[Begin Supplied entries]

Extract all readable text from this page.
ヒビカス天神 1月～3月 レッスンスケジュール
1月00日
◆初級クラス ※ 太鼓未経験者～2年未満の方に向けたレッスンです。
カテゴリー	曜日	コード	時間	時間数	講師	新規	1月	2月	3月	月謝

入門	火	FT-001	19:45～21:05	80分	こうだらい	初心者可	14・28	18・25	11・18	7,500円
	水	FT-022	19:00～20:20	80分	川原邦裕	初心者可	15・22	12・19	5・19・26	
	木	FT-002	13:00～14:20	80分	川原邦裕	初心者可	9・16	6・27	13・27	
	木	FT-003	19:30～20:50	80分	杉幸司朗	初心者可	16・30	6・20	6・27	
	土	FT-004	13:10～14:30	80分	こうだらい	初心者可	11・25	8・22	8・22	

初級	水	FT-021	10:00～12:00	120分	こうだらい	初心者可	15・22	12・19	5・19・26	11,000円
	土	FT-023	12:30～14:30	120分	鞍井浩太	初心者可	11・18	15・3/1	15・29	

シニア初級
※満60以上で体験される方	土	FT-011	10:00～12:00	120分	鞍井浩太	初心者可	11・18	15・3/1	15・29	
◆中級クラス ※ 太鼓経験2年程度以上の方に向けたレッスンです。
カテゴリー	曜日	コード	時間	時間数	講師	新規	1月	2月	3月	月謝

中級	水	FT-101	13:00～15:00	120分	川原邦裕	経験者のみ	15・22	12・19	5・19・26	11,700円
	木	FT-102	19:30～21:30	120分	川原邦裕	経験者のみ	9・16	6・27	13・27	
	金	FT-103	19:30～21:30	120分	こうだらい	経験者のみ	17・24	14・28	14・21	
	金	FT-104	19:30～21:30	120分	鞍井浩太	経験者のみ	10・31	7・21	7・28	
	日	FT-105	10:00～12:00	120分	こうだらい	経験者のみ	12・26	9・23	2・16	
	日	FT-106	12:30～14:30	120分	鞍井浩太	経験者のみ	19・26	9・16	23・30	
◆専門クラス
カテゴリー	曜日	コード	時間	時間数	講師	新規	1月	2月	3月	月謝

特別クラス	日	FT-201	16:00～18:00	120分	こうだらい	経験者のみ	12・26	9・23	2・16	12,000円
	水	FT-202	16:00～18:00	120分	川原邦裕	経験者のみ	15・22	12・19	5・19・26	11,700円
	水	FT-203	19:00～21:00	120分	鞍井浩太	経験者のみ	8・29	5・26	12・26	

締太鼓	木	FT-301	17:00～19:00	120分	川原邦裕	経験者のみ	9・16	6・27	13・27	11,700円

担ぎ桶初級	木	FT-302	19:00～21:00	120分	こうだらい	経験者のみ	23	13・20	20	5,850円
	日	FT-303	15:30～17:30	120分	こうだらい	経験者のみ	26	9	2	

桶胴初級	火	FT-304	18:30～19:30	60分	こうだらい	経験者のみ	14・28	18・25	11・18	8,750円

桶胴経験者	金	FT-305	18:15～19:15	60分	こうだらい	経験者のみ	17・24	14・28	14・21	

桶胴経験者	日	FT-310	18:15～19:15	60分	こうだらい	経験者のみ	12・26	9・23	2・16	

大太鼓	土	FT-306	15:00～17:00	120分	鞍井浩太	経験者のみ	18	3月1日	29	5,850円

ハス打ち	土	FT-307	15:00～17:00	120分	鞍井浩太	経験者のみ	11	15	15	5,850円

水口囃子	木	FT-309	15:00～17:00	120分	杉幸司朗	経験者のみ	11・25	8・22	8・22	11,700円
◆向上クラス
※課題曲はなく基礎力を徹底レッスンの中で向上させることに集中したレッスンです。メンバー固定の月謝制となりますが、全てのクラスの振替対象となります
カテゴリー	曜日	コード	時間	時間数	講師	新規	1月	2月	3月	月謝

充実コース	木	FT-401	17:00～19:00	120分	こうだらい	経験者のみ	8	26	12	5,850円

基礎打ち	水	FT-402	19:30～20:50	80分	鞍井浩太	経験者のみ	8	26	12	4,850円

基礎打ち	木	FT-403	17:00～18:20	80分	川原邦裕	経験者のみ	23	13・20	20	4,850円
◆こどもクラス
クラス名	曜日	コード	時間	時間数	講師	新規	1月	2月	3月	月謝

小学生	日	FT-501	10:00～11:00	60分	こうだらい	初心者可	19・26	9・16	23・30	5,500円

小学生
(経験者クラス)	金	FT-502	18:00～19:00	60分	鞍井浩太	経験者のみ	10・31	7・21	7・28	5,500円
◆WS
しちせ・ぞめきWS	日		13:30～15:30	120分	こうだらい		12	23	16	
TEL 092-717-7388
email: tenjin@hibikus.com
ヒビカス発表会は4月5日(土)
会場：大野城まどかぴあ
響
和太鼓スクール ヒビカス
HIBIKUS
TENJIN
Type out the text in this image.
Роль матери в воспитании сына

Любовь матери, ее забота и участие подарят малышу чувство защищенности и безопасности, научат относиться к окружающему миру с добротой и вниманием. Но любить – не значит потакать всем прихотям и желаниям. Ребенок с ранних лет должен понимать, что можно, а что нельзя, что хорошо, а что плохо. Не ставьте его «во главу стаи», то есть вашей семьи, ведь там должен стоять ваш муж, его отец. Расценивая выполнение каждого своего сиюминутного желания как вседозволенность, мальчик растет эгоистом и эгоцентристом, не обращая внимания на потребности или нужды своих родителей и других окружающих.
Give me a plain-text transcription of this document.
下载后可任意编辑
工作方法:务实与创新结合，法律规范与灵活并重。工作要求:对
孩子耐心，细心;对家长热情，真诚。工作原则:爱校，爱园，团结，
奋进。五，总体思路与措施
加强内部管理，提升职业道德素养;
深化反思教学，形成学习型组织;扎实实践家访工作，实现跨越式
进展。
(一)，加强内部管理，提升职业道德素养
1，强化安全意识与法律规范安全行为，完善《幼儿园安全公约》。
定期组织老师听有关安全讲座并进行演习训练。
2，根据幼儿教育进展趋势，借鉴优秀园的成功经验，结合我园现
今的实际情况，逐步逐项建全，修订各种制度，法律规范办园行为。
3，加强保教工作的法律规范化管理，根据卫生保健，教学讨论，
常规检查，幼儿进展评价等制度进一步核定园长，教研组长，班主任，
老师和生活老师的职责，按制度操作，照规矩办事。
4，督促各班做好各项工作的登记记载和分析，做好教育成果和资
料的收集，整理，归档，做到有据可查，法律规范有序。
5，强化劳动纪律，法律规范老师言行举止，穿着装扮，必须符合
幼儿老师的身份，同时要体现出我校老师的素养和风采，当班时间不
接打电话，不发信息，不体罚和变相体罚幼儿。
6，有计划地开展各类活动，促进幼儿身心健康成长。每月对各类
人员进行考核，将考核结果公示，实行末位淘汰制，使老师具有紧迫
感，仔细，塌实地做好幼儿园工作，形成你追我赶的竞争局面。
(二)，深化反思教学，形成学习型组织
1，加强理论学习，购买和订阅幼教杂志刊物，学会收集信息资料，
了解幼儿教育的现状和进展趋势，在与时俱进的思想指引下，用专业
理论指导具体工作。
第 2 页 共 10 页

[End Supplied entries]

> [Required task]:
In the records above, locate the lines holding the word "this". Copy each of them.

> [Final result]:
Extract all readable text from this page.
Type out the text in this image.
Give me a plain-text transcription of this document.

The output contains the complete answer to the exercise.